- Problem to work on
Retype only what runs from the line that contains "Give me a plain-text" through the last line of the listing below, both lines included.

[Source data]
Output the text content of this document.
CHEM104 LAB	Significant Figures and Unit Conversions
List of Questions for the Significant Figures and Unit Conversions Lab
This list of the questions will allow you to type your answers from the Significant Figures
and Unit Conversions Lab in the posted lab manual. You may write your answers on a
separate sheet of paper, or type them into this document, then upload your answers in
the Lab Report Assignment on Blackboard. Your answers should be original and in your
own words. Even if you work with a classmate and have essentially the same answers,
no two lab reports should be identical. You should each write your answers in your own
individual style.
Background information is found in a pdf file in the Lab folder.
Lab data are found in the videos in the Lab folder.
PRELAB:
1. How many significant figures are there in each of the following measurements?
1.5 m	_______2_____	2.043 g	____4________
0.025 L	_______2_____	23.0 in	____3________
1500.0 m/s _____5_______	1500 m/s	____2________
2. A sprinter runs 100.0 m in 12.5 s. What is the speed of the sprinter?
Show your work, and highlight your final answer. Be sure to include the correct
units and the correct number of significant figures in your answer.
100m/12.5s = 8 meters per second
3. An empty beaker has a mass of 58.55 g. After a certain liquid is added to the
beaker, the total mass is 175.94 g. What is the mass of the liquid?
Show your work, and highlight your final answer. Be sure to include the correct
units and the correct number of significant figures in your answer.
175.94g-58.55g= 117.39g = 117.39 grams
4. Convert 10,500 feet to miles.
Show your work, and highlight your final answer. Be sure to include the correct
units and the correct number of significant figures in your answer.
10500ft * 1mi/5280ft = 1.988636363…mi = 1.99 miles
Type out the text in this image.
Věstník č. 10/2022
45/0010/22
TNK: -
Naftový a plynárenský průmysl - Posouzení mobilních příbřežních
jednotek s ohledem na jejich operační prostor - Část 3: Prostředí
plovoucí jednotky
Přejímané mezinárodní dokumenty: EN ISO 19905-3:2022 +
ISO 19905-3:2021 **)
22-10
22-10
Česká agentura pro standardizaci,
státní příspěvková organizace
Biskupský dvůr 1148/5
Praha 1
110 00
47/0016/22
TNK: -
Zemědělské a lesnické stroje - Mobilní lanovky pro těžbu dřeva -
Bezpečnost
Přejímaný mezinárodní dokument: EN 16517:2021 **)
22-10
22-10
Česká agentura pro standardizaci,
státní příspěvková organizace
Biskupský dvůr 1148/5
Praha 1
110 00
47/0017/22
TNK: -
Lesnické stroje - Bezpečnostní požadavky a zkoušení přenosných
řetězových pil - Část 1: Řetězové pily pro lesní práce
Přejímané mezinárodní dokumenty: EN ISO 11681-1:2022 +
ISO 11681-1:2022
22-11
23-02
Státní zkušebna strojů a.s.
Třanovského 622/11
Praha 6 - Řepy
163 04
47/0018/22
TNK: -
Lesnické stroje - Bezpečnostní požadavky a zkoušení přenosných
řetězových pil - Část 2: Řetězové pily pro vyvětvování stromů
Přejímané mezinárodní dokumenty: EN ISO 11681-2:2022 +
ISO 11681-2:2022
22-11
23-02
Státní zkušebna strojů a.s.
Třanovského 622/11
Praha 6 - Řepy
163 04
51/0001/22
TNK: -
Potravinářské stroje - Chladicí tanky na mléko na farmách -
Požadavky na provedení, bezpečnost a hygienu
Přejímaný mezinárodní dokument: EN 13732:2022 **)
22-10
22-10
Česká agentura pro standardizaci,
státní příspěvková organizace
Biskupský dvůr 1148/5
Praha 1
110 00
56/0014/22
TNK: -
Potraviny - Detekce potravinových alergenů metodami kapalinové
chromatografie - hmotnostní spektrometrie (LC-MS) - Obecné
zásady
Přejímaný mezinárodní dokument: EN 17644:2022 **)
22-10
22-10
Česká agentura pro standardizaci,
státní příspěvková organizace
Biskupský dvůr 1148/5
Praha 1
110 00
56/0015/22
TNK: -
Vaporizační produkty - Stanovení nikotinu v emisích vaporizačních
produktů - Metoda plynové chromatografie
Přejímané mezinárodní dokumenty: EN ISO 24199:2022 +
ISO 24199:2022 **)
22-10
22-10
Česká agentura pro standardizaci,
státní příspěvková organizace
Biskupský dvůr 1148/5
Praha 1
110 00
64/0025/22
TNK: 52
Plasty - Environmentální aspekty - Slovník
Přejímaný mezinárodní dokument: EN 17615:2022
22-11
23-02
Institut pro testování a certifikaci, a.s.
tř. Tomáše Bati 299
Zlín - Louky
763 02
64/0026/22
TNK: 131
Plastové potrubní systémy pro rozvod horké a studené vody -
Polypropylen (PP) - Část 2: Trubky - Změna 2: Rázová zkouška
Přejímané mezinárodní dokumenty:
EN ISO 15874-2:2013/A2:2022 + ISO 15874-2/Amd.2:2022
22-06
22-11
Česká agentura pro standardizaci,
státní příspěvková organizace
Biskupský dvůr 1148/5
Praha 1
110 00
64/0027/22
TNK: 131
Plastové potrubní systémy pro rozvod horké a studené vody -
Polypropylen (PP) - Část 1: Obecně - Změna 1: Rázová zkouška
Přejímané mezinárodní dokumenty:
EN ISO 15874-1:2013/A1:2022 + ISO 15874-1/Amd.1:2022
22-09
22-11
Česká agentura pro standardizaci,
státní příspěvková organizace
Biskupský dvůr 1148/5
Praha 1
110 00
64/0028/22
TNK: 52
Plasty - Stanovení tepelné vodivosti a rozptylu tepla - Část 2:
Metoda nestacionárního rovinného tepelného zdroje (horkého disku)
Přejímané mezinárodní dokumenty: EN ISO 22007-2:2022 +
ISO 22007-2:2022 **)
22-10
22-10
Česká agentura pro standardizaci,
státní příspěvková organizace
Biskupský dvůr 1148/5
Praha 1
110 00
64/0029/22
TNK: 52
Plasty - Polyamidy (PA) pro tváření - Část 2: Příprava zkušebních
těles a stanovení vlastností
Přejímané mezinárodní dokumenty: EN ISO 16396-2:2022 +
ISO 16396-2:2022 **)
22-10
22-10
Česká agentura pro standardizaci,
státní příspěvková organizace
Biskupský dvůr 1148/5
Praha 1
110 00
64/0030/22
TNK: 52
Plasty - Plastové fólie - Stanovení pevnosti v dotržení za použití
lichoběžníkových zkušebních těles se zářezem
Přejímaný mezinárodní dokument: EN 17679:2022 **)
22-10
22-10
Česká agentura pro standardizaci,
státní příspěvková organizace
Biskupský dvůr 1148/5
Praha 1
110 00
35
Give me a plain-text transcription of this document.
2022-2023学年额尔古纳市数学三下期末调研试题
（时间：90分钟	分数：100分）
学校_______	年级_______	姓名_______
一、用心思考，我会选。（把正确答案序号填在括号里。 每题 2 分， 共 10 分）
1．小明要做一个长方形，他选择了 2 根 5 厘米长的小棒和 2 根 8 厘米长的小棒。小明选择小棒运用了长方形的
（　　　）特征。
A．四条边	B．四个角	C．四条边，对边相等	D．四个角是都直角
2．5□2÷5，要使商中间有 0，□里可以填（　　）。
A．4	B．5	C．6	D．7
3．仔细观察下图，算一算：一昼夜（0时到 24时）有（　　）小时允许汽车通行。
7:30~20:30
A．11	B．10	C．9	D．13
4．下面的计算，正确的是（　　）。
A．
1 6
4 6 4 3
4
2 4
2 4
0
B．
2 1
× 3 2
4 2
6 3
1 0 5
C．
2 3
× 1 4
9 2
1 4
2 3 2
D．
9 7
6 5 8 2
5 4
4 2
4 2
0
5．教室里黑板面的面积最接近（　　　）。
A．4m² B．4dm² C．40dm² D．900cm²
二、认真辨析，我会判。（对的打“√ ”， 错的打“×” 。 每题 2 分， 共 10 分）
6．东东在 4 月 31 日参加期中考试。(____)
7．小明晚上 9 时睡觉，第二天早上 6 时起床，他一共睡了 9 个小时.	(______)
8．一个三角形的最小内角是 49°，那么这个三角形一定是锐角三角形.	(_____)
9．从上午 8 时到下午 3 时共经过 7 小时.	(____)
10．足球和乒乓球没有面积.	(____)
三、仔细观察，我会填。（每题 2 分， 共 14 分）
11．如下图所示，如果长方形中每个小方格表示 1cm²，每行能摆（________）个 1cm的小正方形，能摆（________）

- Final result
Give me a plain-text transcription of this document.
2022-2023学年额尔古纳市数学三下期末调研试题
（时间：90分钟	分数：100分）
学校_______	年级_______	姓名_______
一、用心思考，我会选。（把正确答案序号填在括号里。 每题 2 分， 共 10 分）
1．小明要做一个长方形，他选择了 2 根 5 厘米长的小棒和 2 根 8 厘米长的小棒。小明选择小棒运用了长方形的
（　　　）特征。
A．四条边	B．四个角	C．四条边，对边相等	D．四个角是都直角
2．5□2÷5，要使商中间有 0，□里可以填（　　）。
A．4	B．5	C．6	D．7
3．仔细观察下图，算一算：一昼夜（0时到 24时）有（　　）小时允许汽车通行。
7:30~20:30
A．11	B．10	C．9	D．13
4．下面的计算，正确的是（　　）。
A．
1 6
4 6 4 3
4
2 4
2 4
0
B．
2 1
× 3 2
4 2
6 3
1 0 5
C．
2 3
× 1 4
9 2
1 4
2 3 2
D．
9 7
6 5 8 2
5 4
4 2
4 2
0
5．教室里黑板面的面积最接近（　　　）。
A．4m² B．4dm² C．40dm² D．900cm²
二、认真辨析，我会判。（对的打“√ ”， 错的打“×” 。 每题 2 分， 共 10 分）
6．东东在 4 月 31 日参加期中考试。(____)
7．小明晚上 9 时睡觉，第二天早上 6 时起床，他一共睡了 9 个小时.	(______)
8．一个三角形的最小内角是 49°，那么这个三角形一定是锐角三角形.	(_____)
9．从上午 8 时到下午 3 时共经过 7 小时.	(____)
10．足球和乒乓球没有面积.	(____)
三、仔细观察，我会填。（每题 2 分， 共 14 分）
11．如下图所示，如果长方形中每个小方格表示 1cm²，每行能摆（________）个 1cm的小正方形，能摆（________）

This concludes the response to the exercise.